PROBLEM TO SOLVE. Write the data out again, character for character, with no images.

SUPPLIED MATERIAL.
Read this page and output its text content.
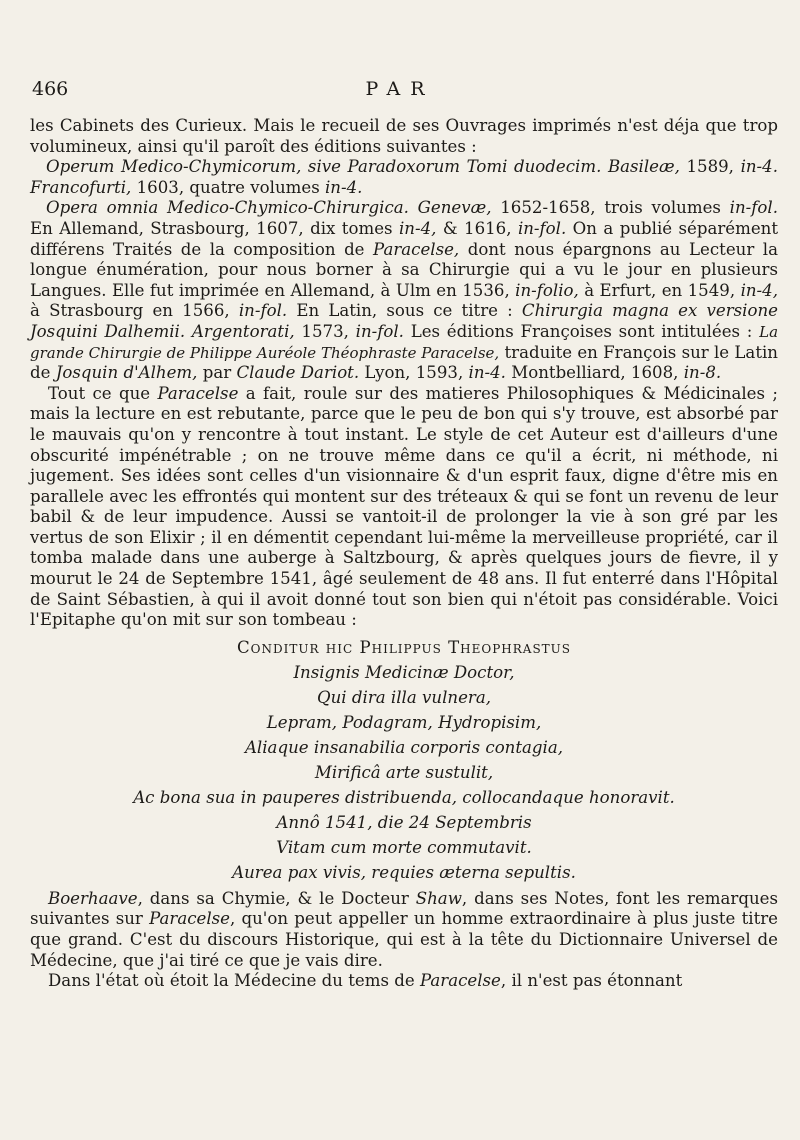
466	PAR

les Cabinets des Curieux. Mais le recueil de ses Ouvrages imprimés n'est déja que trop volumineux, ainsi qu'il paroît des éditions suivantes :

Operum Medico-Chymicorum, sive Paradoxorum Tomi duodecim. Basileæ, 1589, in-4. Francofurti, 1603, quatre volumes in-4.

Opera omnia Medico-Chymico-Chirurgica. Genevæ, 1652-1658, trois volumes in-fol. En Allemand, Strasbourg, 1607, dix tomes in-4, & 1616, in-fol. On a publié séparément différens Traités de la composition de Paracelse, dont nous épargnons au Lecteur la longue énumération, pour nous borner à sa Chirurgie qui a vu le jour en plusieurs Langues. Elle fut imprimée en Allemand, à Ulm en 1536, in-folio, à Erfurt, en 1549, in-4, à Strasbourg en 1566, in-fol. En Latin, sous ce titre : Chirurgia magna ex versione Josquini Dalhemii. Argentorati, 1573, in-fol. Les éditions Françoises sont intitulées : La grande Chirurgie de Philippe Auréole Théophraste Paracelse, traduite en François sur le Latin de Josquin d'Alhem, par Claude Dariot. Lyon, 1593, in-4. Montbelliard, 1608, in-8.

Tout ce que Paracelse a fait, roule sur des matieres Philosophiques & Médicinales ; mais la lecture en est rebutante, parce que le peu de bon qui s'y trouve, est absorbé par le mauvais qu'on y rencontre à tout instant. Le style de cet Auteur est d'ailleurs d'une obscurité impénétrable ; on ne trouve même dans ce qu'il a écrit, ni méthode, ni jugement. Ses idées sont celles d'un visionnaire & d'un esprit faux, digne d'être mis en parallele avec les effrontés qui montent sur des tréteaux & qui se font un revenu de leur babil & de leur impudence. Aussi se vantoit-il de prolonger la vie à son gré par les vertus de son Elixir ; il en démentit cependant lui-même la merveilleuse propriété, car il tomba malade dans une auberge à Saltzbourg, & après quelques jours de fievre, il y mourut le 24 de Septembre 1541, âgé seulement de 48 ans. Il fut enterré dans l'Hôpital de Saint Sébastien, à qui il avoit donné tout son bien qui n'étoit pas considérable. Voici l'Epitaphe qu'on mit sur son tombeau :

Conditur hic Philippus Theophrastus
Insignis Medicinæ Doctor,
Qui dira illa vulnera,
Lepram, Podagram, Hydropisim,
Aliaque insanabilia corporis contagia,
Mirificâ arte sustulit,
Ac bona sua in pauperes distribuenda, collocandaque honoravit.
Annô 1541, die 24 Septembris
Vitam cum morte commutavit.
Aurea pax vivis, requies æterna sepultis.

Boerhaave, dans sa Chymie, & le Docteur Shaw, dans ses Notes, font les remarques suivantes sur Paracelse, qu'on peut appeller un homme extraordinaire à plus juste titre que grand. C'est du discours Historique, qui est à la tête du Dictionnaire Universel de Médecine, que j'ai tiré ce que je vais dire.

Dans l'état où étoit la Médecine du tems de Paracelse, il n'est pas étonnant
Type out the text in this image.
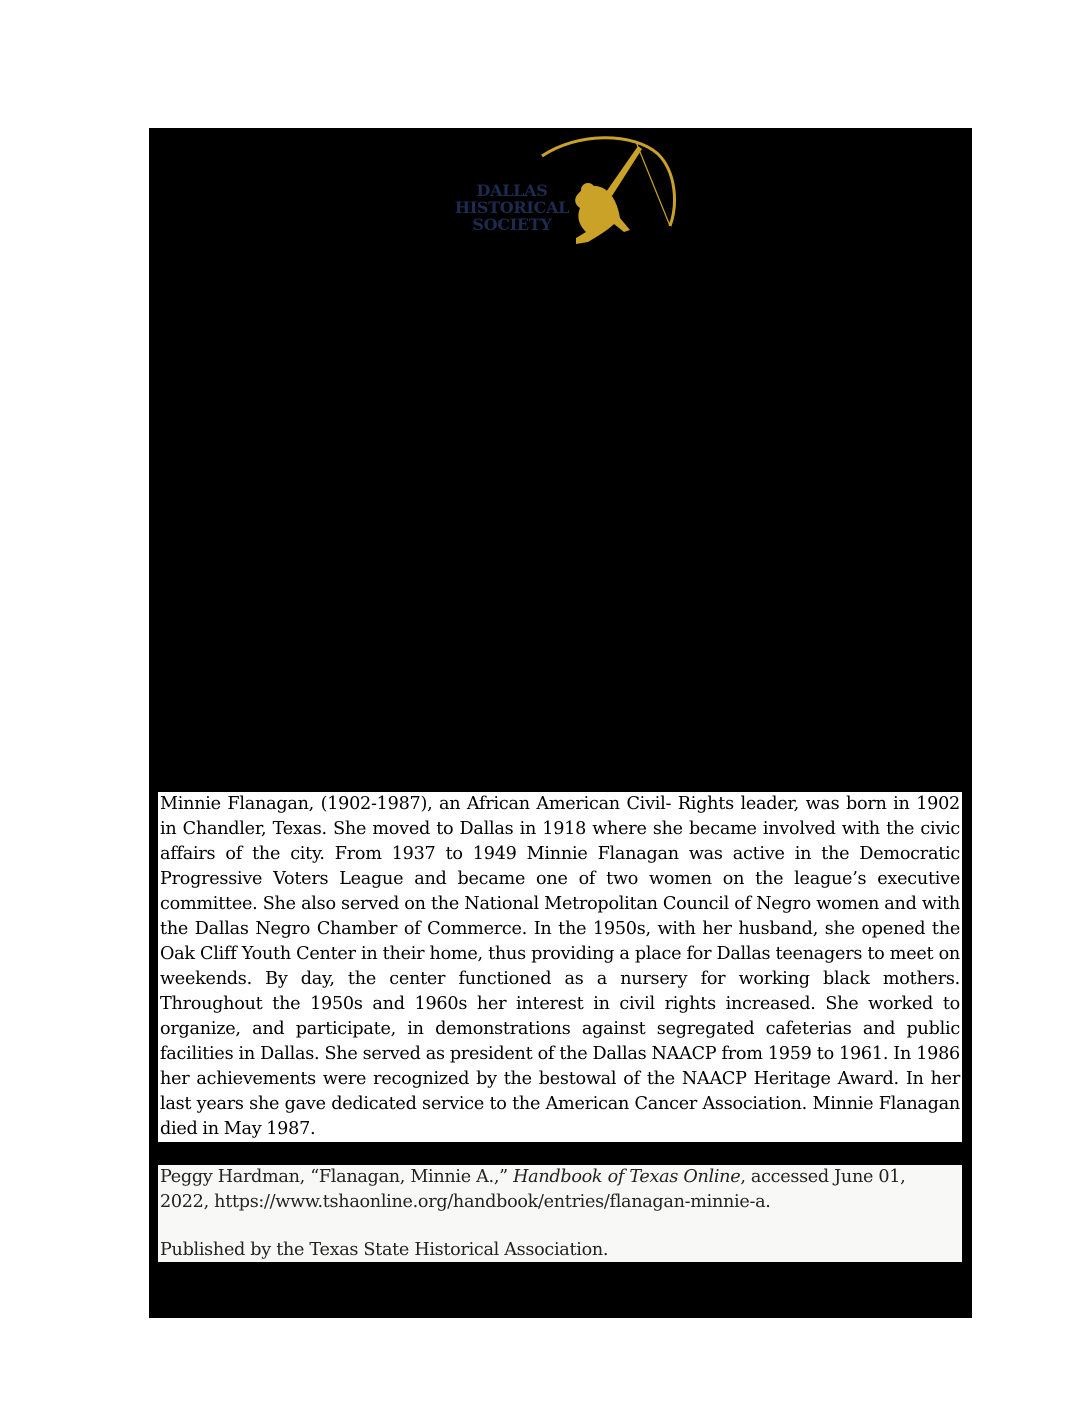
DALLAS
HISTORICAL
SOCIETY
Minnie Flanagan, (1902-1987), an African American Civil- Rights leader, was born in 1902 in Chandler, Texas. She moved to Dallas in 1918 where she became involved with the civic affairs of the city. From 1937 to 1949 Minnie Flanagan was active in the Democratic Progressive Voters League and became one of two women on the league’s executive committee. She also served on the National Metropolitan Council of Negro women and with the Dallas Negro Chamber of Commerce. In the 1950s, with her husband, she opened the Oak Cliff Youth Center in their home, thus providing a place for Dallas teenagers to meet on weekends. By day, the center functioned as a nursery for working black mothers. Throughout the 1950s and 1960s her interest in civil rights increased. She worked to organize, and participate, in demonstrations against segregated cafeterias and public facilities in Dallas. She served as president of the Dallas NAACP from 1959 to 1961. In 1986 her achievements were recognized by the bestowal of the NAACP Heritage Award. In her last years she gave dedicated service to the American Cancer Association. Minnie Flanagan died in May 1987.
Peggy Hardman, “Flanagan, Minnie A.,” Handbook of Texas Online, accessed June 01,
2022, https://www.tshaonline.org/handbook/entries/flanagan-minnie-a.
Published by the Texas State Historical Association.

RESPONSE FOR THIS EXERCISE.
Read this page and output its text content.
466	PAR

les Cabinets des Curieux. Mais le recueil de ses Ouvrages imprimés n'est déja que trop volumineux, ainsi qu'il paroît des éditions suivantes :

Operum Medico-Chymicorum, sive Paradoxorum Tomi duodecim. Basileæ, 1589, in-4. Francofurti, 1603, quatre volumes in-4.

Opera omnia Medico-Chymico-Chirurgica. Genevæ, 1652-1658, trois volumes in-fol. En Allemand, Strasbourg, 1607, dix tomes in-4, & 1616, in-fol. On a publié séparément différens Traités de la composition de Paracelse, dont nous épargnons au Lecteur la longue énumération, pour nous borner à sa Chirurgie qui a vu le jour en plusieurs Langues. Elle fut imprimée en Allemand, à Ulm en 1536, in-folio, à Erfurt, en 1549, in-4, à Strasbourg en 1566, in-fol. En Latin, sous ce titre : Chirurgia magna ex versione Josquini Dalhemii. Argentorati, 1573, in-fol. Les éditions Françoises sont intitulées : La grande Chirurgie de Philippe Auréole Théophraste Paracelse, traduite en François sur le Latin de Josquin d'Alhem, par Claude Dariot. Lyon, 1593, in-4. Montbelliard, 1608, in-8.

Tout ce que Paracelse a fait, roule sur des matieres Philosophiques & Médicinales ; mais la lecture en est rebutante, parce que le peu de bon qui s'y trouve, est absorbé par le mauvais qu'on y rencontre à tout instant. Le style de cet Auteur est d'ailleurs d'une obscurité impénétrable ; on ne trouve même dans ce qu'il a écrit, ni méthode, ni jugement. Ses idées sont celles d'un visionnaire & d'un esprit faux, digne d'être mis en parallele avec les effrontés qui montent sur des tréteaux & qui se font un revenu de leur babil & de leur impudence. Aussi se vantoit-il de prolonger la vie à son gré par les vertus de son Elixir ; il en démentit cependant lui-même la merveilleuse propriété, car il tomba malade dans une auberge à Saltzbourg, & après quelques jours de fievre, il y mourut le 24 de Septembre 1541, âgé seulement de 48 ans. Il fut enterré dans l'Hôpital de Saint Sébastien, à qui il avoit donné tout son bien qui n'étoit pas considérable. Voici l'Epitaphe qu'on mit sur son tombeau :

Conditur hic Philippus Theophrastus
Insignis Medicinæ Doctor,
Qui dira illa vulnera,
Lepram, Podagram, Hydropisim,
Aliaque insanabilia corporis contagia,
Mirificâ arte sustulit,
Ac bona sua in pauperes distribuenda, collocandaque honoravit.
Annô 1541, die 24 Septembris
Vitam cum morte commutavit.
Aurea pax vivis, requies æterna sepultis.

Boerhaave, dans sa Chymie, & le Docteur Shaw, dans ses Notes, font les remarques suivantes sur Paracelse, qu'on peut appeller un homme extraordinaire à plus juste titre que grand. C'est du discours Historique, qui est à la tête du Dictionnaire Universel de Médecine, que j'ai tiré ce que je vais dire.

Dans l'état où étoit la Médecine du tems de Paracelse, il n'est pas étonnant
Type out the text in this image.
DALLAS
HISTORICAL
SOCIETY
Minnie Flanagan, (1902-1987), an African American Civil- Rights leader, was born in 1902 in Chandler, Texas. She moved to Dallas in 1918 where she became involved with the civic affairs of the city. From 1937 to 1949 Minnie Flanagan was active in the Democratic Progressive Voters League and became one of two women on the league’s executive committee. She also served on the National Metropolitan Council of Negro women and with the Dallas Negro Chamber of Commerce. In the 1950s, with her husband, she opened the Oak Cliff Youth Center in their home, thus providing a place for Dallas teenagers to meet on weekends. By day, the center functioned as a nursery for working black mothers. Throughout the 1950s and 1960s her interest in civil rights increased. She worked to organize, and participate, in demonstrations against segregated cafeterias and public facilities in Dallas. She served as president of the Dallas NAACP from 1959 to 1961. In 1986 her achievements were recognized by the bestowal of the NAACP Heritage Award. In her last years she gave dedicated service to the American Cancer Association. Minnie Flanagan died in May 1987.
Peggy Hardman, “Flanagan, Minnie A.,” Handbook of Texas Online, accessed June 01,
2022, https://www.tshaonline.org/handbook/entries/flanagan-minnie-a.
Published by the Texas State Historical Association.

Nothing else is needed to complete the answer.